Stated problem>
Extract the lines that carry the string "gouvernement" from the listing.

Data rows>
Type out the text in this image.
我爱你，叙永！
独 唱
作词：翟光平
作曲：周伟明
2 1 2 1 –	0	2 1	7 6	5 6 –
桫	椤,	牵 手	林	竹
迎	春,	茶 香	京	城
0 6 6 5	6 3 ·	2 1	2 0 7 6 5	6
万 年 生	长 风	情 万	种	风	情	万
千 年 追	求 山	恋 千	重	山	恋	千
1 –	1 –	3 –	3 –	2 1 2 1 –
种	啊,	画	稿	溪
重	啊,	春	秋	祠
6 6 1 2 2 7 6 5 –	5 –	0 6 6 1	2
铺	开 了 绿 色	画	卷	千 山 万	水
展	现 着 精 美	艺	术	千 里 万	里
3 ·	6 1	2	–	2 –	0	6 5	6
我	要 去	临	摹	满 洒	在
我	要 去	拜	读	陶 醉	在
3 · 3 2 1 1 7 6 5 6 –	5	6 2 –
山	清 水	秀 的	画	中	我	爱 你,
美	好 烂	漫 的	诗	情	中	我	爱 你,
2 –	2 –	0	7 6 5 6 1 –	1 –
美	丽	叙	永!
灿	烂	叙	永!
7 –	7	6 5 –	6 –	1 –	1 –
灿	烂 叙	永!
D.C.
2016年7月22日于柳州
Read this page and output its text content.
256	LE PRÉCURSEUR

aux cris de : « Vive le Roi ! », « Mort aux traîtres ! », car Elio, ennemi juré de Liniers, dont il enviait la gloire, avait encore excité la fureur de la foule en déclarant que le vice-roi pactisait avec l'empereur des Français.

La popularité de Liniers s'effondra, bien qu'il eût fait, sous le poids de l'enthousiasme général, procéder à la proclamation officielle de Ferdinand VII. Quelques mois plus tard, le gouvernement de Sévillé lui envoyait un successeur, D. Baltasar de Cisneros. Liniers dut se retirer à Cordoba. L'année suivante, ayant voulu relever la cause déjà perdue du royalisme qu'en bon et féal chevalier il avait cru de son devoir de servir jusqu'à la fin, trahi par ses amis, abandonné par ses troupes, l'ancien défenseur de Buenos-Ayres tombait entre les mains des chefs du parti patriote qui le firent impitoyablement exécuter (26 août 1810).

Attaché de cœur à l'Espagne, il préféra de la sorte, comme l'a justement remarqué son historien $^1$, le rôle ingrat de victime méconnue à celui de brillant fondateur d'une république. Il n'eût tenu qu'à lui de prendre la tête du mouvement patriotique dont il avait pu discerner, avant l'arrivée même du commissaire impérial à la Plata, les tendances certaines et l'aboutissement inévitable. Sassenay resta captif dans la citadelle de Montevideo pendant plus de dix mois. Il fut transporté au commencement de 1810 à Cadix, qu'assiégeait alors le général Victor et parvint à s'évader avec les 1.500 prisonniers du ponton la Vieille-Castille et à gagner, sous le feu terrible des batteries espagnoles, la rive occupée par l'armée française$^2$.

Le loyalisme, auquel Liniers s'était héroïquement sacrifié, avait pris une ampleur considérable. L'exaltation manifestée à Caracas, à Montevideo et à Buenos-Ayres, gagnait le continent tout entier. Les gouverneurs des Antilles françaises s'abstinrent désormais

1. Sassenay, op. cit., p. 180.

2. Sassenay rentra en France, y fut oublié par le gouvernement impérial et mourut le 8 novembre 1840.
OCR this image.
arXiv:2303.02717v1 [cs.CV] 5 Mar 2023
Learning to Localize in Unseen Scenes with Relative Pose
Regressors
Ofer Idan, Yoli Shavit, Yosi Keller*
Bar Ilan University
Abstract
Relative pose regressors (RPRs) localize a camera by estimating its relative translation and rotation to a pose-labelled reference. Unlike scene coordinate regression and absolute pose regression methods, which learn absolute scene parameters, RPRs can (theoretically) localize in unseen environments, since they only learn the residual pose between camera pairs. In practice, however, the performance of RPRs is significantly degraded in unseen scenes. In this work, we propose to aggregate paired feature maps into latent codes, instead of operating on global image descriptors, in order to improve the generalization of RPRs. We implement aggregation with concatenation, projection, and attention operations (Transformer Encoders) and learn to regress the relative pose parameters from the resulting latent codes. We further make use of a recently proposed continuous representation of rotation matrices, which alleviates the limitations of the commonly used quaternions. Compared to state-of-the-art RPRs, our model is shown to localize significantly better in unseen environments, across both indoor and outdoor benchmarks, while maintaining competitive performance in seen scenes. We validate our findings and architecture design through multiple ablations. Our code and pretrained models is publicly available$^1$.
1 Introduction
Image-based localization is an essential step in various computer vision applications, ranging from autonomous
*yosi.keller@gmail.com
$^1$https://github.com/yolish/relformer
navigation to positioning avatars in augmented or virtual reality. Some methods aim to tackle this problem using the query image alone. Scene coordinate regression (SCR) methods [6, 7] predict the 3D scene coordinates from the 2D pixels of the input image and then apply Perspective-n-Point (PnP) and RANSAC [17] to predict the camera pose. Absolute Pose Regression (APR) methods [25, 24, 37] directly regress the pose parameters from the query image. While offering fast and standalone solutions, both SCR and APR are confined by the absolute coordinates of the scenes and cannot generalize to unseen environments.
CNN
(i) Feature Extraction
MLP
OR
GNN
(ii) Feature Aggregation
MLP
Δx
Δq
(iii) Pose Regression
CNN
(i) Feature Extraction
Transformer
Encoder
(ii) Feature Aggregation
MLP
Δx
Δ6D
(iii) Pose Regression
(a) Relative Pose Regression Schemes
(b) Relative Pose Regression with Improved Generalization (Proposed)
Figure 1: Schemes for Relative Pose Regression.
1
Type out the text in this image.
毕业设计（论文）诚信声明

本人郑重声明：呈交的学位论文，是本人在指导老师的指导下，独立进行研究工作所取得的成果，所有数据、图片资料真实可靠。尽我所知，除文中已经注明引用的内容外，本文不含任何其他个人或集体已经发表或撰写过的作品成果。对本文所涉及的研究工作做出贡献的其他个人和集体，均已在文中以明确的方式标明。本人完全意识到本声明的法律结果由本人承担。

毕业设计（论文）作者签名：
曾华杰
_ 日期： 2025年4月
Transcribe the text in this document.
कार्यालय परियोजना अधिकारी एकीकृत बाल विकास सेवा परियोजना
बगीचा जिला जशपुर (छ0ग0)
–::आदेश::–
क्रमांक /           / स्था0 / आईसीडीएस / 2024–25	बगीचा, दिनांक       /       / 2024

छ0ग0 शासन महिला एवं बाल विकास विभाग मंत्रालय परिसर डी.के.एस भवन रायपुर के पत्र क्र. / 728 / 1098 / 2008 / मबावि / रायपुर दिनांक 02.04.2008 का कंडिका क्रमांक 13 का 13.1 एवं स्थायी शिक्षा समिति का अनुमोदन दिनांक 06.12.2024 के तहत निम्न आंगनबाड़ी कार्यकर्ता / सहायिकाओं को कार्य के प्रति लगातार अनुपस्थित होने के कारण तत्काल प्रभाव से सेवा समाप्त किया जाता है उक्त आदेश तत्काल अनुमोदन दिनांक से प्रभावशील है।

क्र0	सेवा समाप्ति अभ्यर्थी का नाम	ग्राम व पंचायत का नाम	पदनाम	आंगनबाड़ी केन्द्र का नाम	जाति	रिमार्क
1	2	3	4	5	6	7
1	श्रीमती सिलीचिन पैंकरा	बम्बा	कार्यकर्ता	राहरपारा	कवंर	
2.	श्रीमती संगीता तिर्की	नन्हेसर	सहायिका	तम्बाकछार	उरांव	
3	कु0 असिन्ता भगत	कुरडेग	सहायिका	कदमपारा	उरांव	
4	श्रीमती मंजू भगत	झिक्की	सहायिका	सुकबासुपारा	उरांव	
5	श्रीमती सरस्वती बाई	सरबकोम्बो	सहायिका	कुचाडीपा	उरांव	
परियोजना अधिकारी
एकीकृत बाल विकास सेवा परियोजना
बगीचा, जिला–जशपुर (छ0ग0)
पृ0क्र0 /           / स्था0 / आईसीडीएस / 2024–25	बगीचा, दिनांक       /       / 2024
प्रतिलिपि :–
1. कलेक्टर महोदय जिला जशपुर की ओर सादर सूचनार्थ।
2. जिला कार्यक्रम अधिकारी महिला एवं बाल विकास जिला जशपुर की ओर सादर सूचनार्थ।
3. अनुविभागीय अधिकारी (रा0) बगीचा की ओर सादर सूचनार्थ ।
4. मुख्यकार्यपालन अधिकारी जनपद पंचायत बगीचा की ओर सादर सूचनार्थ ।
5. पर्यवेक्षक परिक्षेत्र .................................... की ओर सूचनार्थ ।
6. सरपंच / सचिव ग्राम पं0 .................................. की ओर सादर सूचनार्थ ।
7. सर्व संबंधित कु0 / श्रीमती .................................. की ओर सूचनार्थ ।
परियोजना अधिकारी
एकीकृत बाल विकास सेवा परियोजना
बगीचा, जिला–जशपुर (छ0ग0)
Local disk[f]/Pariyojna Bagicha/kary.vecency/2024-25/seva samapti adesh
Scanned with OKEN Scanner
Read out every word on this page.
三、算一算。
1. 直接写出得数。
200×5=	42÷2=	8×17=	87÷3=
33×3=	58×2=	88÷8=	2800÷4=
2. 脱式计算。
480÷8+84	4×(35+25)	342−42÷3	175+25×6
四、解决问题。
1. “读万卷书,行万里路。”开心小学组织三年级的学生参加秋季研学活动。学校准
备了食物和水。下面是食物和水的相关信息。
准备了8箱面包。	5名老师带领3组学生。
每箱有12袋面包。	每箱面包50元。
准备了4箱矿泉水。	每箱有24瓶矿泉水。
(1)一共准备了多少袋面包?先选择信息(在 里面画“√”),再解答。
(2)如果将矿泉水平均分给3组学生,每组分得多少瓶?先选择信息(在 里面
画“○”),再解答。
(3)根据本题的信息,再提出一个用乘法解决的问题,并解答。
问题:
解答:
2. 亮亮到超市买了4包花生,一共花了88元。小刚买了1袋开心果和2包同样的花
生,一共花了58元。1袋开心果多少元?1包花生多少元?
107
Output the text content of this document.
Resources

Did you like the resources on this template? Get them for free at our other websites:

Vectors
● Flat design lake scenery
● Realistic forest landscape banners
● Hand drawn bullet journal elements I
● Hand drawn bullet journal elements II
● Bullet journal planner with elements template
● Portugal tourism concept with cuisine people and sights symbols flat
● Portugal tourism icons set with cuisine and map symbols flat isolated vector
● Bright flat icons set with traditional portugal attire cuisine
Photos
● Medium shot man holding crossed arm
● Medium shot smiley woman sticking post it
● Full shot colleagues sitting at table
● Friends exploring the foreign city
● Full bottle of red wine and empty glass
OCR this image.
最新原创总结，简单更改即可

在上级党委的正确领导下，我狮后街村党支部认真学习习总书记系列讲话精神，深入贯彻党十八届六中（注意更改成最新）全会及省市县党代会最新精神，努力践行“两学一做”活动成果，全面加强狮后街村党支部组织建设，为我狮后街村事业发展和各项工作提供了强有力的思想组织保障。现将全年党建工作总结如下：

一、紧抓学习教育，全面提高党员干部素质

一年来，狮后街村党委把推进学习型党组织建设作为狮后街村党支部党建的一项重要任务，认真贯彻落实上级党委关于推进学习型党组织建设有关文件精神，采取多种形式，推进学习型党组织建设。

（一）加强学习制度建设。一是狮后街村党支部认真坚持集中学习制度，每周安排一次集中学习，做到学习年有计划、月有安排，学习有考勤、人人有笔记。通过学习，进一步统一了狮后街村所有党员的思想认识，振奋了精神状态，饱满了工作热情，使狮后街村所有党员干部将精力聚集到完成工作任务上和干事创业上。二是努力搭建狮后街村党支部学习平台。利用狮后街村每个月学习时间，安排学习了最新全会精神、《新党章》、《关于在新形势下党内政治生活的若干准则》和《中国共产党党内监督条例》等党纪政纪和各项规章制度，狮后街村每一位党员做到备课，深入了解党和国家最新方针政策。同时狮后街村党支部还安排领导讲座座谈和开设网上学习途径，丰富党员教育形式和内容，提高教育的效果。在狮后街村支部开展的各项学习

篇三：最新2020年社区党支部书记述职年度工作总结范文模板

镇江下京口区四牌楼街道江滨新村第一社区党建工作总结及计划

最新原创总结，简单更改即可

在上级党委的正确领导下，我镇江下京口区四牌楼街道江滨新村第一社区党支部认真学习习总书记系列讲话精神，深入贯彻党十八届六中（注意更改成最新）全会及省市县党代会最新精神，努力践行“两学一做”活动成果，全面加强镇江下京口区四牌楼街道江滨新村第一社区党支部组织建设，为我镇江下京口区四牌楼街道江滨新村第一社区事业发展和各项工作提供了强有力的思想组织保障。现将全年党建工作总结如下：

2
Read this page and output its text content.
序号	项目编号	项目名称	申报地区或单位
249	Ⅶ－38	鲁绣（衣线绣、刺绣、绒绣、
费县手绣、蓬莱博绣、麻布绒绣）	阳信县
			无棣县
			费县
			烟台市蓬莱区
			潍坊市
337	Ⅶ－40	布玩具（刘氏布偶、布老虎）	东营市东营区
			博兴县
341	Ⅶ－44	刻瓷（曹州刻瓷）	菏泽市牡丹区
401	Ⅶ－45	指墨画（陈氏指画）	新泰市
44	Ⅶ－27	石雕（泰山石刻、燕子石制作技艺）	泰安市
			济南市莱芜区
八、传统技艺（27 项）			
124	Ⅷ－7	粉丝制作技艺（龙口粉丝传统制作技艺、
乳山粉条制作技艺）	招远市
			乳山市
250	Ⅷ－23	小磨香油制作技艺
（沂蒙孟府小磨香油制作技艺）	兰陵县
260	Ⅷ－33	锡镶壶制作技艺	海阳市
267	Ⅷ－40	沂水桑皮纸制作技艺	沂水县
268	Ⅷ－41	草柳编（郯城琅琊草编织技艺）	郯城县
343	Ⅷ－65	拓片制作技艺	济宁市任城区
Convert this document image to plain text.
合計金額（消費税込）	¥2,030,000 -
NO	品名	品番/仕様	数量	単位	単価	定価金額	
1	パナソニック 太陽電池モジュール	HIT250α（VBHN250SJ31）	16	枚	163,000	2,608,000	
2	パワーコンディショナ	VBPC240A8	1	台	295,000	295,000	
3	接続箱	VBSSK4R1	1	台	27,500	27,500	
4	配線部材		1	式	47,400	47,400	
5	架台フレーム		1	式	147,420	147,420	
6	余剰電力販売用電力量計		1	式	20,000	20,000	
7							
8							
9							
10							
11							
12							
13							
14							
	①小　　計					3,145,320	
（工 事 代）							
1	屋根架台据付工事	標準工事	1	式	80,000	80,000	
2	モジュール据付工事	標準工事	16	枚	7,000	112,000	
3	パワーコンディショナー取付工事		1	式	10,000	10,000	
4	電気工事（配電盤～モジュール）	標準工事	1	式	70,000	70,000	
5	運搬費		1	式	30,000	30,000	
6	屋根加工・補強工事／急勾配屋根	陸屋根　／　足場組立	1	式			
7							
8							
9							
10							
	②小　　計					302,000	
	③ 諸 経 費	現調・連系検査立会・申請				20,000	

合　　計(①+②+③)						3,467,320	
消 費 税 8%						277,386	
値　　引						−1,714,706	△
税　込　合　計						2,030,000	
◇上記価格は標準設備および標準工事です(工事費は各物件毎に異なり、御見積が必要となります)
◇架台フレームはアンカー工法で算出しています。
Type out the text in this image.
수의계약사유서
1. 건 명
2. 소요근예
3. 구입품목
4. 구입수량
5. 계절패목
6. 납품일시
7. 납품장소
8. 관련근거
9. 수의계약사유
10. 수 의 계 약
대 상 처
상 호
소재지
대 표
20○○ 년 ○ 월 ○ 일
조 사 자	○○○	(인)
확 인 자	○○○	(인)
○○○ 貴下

Complete output>
La popularité de Liniers s'effondra, bien qu'il eût fait, sous le poids de l'enthousiasme général, procéder à la proclamation officielle de Ferdinand VII. Quelques mois plus tard, le gouvernement de Sévillé lui envoyait un successeur, D. Baltasar de Cisneros. Liniers dut se retirer à Cordoba. L'année suivante, ayant voulu relever la cause déjà perdue du royalisme qu'en bon et féal chevalier il avait cru de son devoir de servir jusqu'à la fin, trahi par ses amis, abandonné par ses troupes, l'ancien défenseur de Buenos-Ayres tombait entre les mains des chefs du parti patriote qui le firent impitoyablement exécuter (26 août 1810).
2. Sassenay rentra en France, y fut oublié par le gouvernement impérial et mourut le 8 novembre 1840.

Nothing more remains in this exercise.